EXERCISE INSTRUCTIONS: Pick out every line with the word "theme" and copy it.

Saved entries:
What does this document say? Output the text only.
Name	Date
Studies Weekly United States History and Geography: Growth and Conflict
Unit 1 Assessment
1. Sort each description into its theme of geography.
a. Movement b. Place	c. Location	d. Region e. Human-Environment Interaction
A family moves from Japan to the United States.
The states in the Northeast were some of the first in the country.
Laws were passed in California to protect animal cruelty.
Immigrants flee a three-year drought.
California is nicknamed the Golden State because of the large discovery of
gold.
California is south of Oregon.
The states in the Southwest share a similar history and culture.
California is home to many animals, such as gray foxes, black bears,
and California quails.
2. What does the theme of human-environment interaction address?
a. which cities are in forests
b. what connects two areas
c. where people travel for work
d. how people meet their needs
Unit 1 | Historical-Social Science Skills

RESPONSE TO THE TASK:
1. Sort each description into its theme of geography.
2. What does the theme of human-environment interaction address?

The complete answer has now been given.